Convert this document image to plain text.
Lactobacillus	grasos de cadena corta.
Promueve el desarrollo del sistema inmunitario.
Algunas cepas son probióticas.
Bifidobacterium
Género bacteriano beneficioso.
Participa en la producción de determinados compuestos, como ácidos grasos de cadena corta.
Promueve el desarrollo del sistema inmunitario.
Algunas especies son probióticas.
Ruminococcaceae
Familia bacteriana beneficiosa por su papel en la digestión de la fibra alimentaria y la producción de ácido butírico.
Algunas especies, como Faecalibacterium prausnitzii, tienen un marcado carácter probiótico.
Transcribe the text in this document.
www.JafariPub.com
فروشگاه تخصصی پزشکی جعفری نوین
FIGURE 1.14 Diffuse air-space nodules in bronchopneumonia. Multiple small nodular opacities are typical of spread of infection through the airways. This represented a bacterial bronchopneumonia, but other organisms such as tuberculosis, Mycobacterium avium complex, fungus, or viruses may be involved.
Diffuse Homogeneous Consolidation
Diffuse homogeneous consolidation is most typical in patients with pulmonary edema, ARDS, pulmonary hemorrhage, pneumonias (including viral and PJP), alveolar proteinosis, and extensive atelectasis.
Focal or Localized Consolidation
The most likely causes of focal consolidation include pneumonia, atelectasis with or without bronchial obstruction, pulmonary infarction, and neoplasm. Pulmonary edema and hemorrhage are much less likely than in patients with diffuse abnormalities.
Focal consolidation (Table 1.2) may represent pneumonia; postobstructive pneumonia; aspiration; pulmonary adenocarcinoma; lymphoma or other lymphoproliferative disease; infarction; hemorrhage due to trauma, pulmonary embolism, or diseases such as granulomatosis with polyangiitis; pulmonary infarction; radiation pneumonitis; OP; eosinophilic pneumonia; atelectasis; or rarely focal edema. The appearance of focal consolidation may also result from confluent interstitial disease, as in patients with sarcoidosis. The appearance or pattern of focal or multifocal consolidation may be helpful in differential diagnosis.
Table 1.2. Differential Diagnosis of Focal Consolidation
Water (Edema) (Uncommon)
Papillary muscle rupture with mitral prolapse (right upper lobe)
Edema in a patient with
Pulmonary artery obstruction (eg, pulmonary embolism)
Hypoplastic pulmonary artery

◇ ◇ ◇ ◇

The task
The data above is to be returned exactly, with nothing altered.

Output
Convert this document image to plain text.
Lactobacillus	grasos de cadena corta.
Promueve el desarrollo del sistema inmunitario.
Algunas cepas son probióticas.
Bifidobacterium
Género bacteriano beneficioso.
Participa en la producción de determinados compuestos, como ácidos grasos de cadena corta.
Promueve el desarrollo del sistema inmunitario.
Algunas especies son probióticas.
Ruminococcaceae
Familia bacteriana beneficiosa por su papel en la digestión de la fibra alimentaria y la producción de ácido butírico.
Algunas especies, como Faecalibacterium prausnitzii, tienen un marcado carácter probiótico.
Transcribe the text in this document.
www.JafariPub.com
فروشگاه تخصصی پزشکی جعفری نوین
FIGURE 1.14 Diffuse air-space nodules in bronchopneumonia. Multiple small nodular opacities are typical of spread of infection through the airways. This represented a bacterial bronchopneumonia, but other organisms such as tuberculosis, Mycobacterium avium complex, fungus, or viruses may be involved.
Diffuse Homogeneous Consolidation
Diffuse homogeneous consolidation is most typical in patients with pulmonary edema, ARDS, pulmonary hemorrhage, pneumonias (including viral and PJP), alveolar proteinosis, and extensive atelectasis.
Focal or Localized Consolidation
The most likely causes of focal consolidation include pneumonia, atelectasis with or without bronchial obstruction, pulmonary infarction, and neoplasm. Pulmonary edema and hemorrhage are much less likely than in patients with diffuse abnormalities.
Focal consolidation (Table 1.2) may represent pneumonia; postobstructive pneumonia; aspiration; pulmonary adenocarcinoma; lymphoma or other lymphoproliferative disease; infarction; hemorrhage due to trauma, pulmonary embolism, or diseases such as granulomatosis with polyangiitis; pulmonary infarction; radiation pneumonitis; OP; eosinophilic pneumonia; atelectasis; or rarely focal edema. The appearance of focal consolidation may also result from confluent interstitial disease, as in patients with sarcoidosis. The appearance or pattern of focal or multifocal consolidation may be helpful in differential diagnosis.
Table 1.2. Differential Diagnosis of Focal Consolidation
Water (Edema) (Uncommon)
Papillary muscle rupture with mitral prolapse (right upper lobe)
Edema in a patient with
Pulmonary artery obstruction (eg, pulmonary embolism)
Hypoplastic pulmonary artery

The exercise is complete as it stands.